Exercise details: Your task is to count the lines of the entries below that include the word "JSON" and to give only the resulting number.

═══

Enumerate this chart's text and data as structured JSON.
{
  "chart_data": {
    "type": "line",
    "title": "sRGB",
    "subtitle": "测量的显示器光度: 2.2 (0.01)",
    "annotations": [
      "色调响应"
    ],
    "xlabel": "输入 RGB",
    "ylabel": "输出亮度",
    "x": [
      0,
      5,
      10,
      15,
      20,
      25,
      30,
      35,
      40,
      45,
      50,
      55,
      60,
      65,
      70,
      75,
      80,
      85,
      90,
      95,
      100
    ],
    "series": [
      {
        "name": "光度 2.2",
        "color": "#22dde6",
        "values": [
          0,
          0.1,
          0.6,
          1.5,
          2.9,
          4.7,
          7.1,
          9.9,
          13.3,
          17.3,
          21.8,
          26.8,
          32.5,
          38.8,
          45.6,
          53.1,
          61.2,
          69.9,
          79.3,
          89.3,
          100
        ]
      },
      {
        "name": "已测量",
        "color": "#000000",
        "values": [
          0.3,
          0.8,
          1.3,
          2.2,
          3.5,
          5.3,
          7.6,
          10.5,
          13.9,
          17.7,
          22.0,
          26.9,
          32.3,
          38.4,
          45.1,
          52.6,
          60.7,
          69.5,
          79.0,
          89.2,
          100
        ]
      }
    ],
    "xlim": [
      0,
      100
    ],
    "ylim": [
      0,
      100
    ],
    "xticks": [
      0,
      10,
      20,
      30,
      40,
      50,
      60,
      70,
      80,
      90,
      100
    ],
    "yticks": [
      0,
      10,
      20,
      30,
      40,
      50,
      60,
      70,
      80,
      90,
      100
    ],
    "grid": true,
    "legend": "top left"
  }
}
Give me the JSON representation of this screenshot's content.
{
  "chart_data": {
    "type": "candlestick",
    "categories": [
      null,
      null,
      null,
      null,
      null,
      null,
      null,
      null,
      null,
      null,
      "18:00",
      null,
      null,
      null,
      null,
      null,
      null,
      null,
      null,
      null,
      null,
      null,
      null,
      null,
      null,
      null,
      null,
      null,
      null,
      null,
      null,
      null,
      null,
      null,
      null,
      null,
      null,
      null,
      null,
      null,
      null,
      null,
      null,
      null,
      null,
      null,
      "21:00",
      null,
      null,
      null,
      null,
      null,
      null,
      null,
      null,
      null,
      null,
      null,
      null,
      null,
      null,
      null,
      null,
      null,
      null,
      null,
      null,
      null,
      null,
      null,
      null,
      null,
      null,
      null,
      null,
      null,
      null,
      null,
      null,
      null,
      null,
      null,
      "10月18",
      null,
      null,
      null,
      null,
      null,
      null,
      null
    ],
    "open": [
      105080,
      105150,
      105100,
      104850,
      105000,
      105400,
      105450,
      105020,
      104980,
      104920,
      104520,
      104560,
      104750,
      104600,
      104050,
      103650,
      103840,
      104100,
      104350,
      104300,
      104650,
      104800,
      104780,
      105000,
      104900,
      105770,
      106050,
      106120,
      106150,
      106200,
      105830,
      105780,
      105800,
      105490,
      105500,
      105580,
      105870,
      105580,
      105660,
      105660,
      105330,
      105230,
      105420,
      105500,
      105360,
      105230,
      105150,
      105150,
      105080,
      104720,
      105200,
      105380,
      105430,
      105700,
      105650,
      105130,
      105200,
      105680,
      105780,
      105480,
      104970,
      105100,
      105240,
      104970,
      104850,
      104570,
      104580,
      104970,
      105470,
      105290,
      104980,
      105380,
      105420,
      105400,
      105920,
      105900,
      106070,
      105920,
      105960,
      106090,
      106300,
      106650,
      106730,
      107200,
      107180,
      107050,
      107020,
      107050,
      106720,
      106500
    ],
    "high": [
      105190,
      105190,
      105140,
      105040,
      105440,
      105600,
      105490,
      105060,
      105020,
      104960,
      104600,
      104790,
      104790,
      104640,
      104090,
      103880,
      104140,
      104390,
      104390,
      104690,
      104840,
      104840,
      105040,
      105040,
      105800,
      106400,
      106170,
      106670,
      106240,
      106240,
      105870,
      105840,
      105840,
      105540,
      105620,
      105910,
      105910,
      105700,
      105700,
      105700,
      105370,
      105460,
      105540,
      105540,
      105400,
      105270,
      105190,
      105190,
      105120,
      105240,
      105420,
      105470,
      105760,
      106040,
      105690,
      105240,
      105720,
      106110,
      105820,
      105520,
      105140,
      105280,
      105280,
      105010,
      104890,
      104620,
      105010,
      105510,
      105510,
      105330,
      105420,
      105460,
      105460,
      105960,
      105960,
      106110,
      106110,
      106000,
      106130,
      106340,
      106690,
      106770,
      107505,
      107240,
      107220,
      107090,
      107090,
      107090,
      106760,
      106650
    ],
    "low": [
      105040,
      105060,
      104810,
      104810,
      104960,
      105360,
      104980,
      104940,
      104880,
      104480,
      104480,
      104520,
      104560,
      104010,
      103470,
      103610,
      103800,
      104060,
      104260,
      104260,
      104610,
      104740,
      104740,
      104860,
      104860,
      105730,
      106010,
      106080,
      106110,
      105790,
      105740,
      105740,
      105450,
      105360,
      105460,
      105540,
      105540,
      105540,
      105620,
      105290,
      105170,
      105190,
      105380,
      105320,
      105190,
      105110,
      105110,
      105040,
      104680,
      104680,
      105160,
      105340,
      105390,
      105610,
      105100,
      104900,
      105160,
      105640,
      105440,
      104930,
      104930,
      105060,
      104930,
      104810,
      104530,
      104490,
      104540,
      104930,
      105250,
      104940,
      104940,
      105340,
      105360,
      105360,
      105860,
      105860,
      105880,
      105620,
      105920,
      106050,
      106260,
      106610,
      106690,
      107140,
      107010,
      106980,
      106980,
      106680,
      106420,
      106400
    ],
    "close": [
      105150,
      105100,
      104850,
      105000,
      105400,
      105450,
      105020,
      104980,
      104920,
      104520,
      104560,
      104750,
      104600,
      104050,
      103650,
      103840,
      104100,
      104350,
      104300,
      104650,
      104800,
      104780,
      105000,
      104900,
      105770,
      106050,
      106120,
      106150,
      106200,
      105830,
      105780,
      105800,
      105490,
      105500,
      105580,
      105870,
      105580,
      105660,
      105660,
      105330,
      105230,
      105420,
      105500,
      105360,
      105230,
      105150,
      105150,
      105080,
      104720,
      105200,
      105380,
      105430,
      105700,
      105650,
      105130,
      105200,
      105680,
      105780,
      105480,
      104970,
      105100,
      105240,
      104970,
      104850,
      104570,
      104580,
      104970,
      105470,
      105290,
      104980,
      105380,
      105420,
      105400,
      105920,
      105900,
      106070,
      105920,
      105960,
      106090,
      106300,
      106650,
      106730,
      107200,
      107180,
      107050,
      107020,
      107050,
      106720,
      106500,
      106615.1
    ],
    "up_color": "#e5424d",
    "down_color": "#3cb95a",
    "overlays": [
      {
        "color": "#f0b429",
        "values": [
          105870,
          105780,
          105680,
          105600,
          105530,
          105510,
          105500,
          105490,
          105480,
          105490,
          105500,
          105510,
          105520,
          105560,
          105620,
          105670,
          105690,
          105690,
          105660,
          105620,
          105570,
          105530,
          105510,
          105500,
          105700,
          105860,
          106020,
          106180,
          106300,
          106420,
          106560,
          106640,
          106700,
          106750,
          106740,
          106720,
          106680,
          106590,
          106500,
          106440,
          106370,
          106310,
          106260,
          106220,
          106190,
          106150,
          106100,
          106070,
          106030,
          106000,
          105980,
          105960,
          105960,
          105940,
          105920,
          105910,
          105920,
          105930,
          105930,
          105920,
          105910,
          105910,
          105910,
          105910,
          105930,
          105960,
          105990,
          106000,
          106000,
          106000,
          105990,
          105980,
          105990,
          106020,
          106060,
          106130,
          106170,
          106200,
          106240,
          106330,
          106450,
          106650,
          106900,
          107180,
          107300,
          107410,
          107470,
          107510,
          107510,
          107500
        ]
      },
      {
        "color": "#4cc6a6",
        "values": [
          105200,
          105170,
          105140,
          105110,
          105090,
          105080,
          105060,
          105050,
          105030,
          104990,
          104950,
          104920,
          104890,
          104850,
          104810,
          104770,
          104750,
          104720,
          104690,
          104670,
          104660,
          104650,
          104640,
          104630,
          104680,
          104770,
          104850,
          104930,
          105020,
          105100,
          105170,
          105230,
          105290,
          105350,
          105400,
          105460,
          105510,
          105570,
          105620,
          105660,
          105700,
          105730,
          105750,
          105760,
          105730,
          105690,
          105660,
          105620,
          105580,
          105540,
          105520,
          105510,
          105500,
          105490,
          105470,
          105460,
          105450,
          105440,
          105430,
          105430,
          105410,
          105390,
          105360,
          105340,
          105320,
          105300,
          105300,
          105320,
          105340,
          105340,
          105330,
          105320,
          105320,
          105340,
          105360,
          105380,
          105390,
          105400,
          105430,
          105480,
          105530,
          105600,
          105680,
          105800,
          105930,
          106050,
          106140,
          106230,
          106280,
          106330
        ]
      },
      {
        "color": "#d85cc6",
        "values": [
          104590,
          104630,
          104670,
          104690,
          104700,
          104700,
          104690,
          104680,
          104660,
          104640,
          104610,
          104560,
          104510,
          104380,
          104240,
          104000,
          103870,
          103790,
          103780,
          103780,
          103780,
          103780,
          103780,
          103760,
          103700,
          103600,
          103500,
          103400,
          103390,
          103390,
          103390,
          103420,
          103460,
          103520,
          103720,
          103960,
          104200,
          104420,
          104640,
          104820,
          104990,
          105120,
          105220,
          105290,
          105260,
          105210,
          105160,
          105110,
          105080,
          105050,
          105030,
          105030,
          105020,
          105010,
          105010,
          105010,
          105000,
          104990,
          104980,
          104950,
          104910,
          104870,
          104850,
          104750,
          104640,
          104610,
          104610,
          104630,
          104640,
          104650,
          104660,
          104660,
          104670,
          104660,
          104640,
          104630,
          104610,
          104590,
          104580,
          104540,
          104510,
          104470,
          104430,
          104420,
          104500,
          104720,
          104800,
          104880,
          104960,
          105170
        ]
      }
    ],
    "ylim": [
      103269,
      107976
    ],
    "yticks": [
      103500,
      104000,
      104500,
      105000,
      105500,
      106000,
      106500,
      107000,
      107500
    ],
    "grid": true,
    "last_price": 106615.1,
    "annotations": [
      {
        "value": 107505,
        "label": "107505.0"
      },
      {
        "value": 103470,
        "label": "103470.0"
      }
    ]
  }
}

═══

Full solution: 2